DIRECTION.
Write every line out verbatim and omit the pictures.

Figure data in JSON:
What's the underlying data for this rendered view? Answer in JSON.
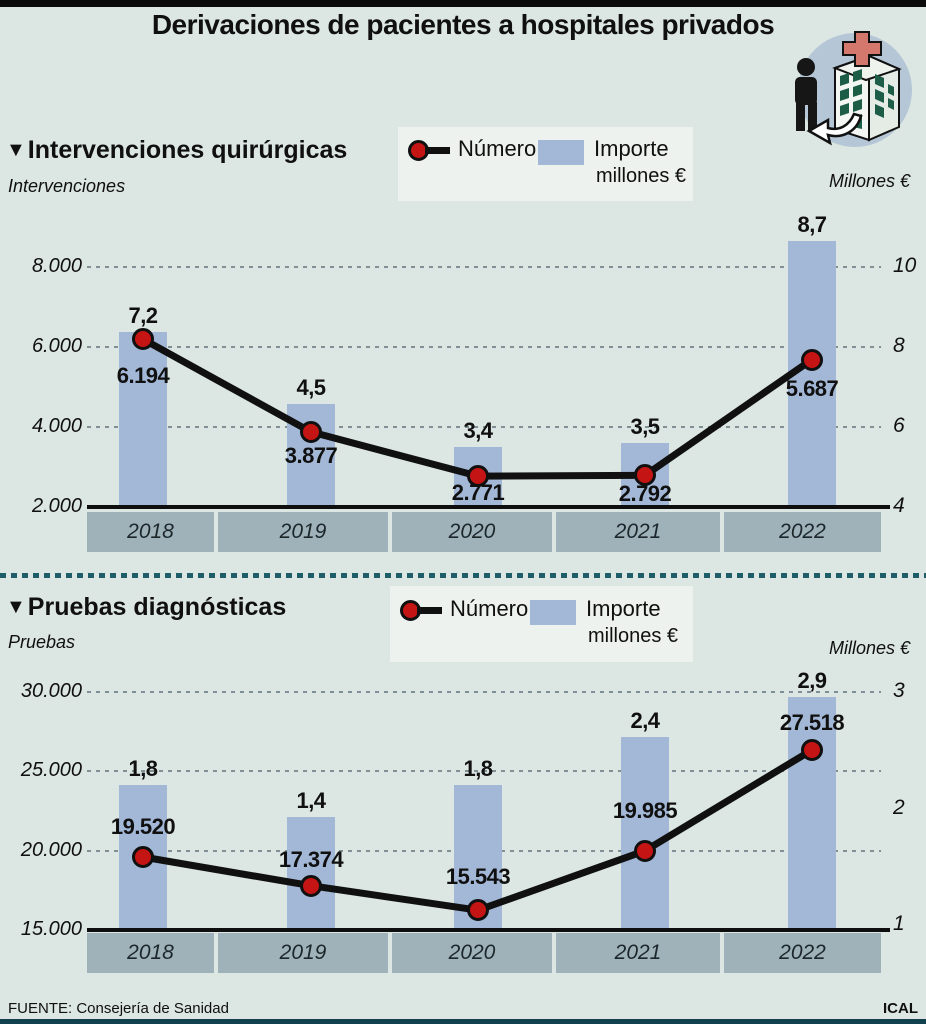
{
  "page": {
    "title": "Derivaciones de pacientes a hospitales privados",
    "source": "FUENTE: Consejería de Sanidad",
    "credit": "ICAL",
    "icon": "hospital-referral-icon"
  },
  "legend": {
    "line_label": "Número",
    "bar_label": "Importe",
    "bar_sublabel": "millones €"
  },
  "colors": {
    "background": "#dce6e2",
    "bar": "#a3b8d6",
    "line": "#101010",
    "dot": "#c41414",
    "band": "#9fb2b9",
    "legend_bg": "#edf2ef",
    "divider": "#1f5d68",
    "top_bar": "#0b0b0b",
    "bottom_bar": "#10414c",
    "icon_circle": "#b5c7d6",
    "icon_cross": "#d4786e",
    "icon_window": "#1d5c46"
  },
  "chart_data": [
    {
      "type": "combo",
      "title": "Intervenciones quirúrgicas",
      "left_axis_label": "Intervenciones",
      "right_axis_label": "Millones €",
      "categories": [
        "2018",
        "2019",
        "2020",
        "2021",
        "2022"
      ],
      "series": [
        {
          "name": "Número",
          "type": "line",
          "axis": "left",
          "values": [
            6194,
            3877,
            2771,
            2792,
            5687
          ],
          "labels": [
            "6.194",
            "3.877",
            "2.771",
            "2.792",
            "5.687"
          ]
        },
        {
          "name": "Importe millones €",
          "type": "bar",
          "axis": "right",
          "values": [
            7.2,
            4.5,
            3.4,
            3.5,
            8.7
          ],
          "labels": [
            "7,2",
            "4,5",
            "3,4",
            "3,5",
            "8,7"
          ]
        }
      ],
      "left_ticks": {
        "values": [
          8000,
          6000,
          4000,
          2000
        ],
        "labels": [
          "8.000",
          "6.000",
          "4.000",
          "2.000"
        ]
      },
      "right_ticks": {
        "values": [
          10,
          8,
          6,
          4
        ],
        "labels": [
          "10",
          "8",
          "6",
          "4"
        ]
      },
      "left_range": [
        2000,
        8000
      ],
      "right_range": [
        4,
        10
      ],
      "grid": "dotted-horizontal",
      "legend_position": "top-center"
    },
    {
      "type": "combo",
      "title": "Pruebas diagnósticas",
      "left_axis_label": "Pruebas",
      "right_axis_label": "Millones €",
      "categories": [
        "2018",
        "2019",
        "2020",
        "2021",
        "2022"
      ],
      "series": [
        {
          "name": "Número",
          "type": "line",
          "axis": "left",
          "values": [
            19520,
            17374,
            15543,
            19985,
            27518
          ],
          "labels": [
            "19.520",
            "17.374",
            "15.543",
            "19.985",
            "27.518"
          ]
        },
        {
          "name": "Importe millones €",
          "type": "bar",
          "axis": "right",
          "values": [
            1.8,
            1.4,
            1.8,
            2.4,
            2.9
          ],
          "labels": [
            "1,8",
            "1,4",
            "1,8",
            "2,4",
            "2,9"
          ]
        }
      ],
      "left_ticks": {
        "values": [
          30000,
          25000,
          20000,
          15000
        ],
        "labels": [
          "30.000",
          "25.000",
          "20.000",
          "15.000"
        ]
      },
      "right_ticks": {
        "values": [
          3,
          2,
          1
        ],
        "labels": [
          "3",
          "2",
          "1"
        ]
      },
      "left_range": [
        15000,
        30000
      ],
      "right_range": [
        1,
        3
      ],
      "grid": "dotted-horizontal",
      "legend_position": "top-center"
    }
  ]
}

RESPONSE BELOW.
What's the underlying data for this rendered view? Answer in JSON.
{
  "page": {
    "title": "Derivaciones de pacientes a hospitales privados",
    "source": "FUENTE: Consejería de Sanidad",
    "credit": "ICAL",
    "icon": "hospital-referral-icon"
  },
  "legend": {
    "line_label": "Número",
    "bar_label": "Importe",
    "bar_sublabel": "millones €"
  },
  "colors": {
    "background": "#dce6e2",
    "bar": "#a3b8d6",
    "line": "#101010",
    "dot": "#c41414",
    "band": "#9fb2b9",
    "legend_bg": "#edf2ef",
    "divider": "#1f5d68",
    "top_bar": "#0b0b0b",
    "bottom_bar": "#10414c",
    "icon_circle": "#b5c7d6",
    "icon_cross": "#d4786e",
    "icon_window": "#1d5c46"
  },
  "chart_data": [
    {
      "type": "combo",
      "title": "Intervenciones quirúrgicas",
      "left_axis_label": "Intervenciones",
      "right_axis_label": "Millones €",
      "categories": [
        "2018",
        "2019",
        "2020",
        "2021",
        "2022"
      ],
      "series": [
        {
          "name": "Número",
          "type": "line",
          "axis": "left",
          "values": [
            6194,
            3877,
            2771,
            2792,
            5687
          ],
          "labels": [
            "6.194",
            "3.877",
            "2.771",
            "2.792",
            "5.687"
          ]
        },
        {
          "name": "Importe millones €",
          "type": "bar",
          "axis": "right",
          "values": [
            7.2,
            4.5,
            3.4,
            3.5,
            8.7
          ],
          "labels": [
            "7,2",
            "4,5",
            "3,4",
            "3,5",
            "8,7"
          ]
        }
      ],
      "left_ticks": {
        "values": [
          8000,
          6000,
          4000,
          2000
        ],
        "labels": [
          "8.000",
          "6.000",
          "4.000",
          "2.000"
        ]
      },
      "right_ticks": {
        "values": [
          10,
          8,
          6,
          4
        ],
        "labels": [
          "10",
          "8",
          "6",
          "4"
        ]
      },
      "left_range": [
        2000,
        8000
      ],
      "right_range": [
        4,
        10
      ],
      "grid": "dotted-horizontal",
      "legend_position": "top-center"
    },
    {
      "type": "combo",
      "title": "Pruebas diagnósticas",
      "left_axis_label": "Pruebas",
      "right_axis_label": "Millones €",
      "categories": [
        "2018",
        "2019",
        "2020",
        "2021",
        "2022"
      ],
      "series": [
        {
          "name": "Número",
          "type": "line",
          "axis": "left",
          "values": [
            19520,
            17374,
            15543,
            19985,
            27518
          ],
          "labels": [
            "19.520",
            "17.374",
            "15.543",
            "19.985",
            "27.518"
          ]
        },
        {
          "name": "Importe millones €",
          "type": "bar",
          "axis": "right",
          "values": [
            1.8,
            1.4,
            1.8,
            2.4,
            2.9
          ],
          "labels": [
            "1,8",
            "1,4",
            "1,8",
            "2,4",
            "2,9"
          ]
        }
      ],
      "left_ticks": {
        "values": [
          30000,
          25000,
          20000,
          15000
        ],
        "labels": [
          "30.000",
          "25.000",
          "20.000",
          "15.000"
        ]
      },
      "right_ticks": {
        "values": [
          3,
          2,
          1
        ],
        "labels": [
          "3",
          "2",
          "1"
        ]
      },
      "left_range": [
        15000,
        30000
      ],
      "right_range": [
        1,
        3
      ],
      "grid": "dotted-horizontal",
      "legend_position": "top-center"
    }
  ]
}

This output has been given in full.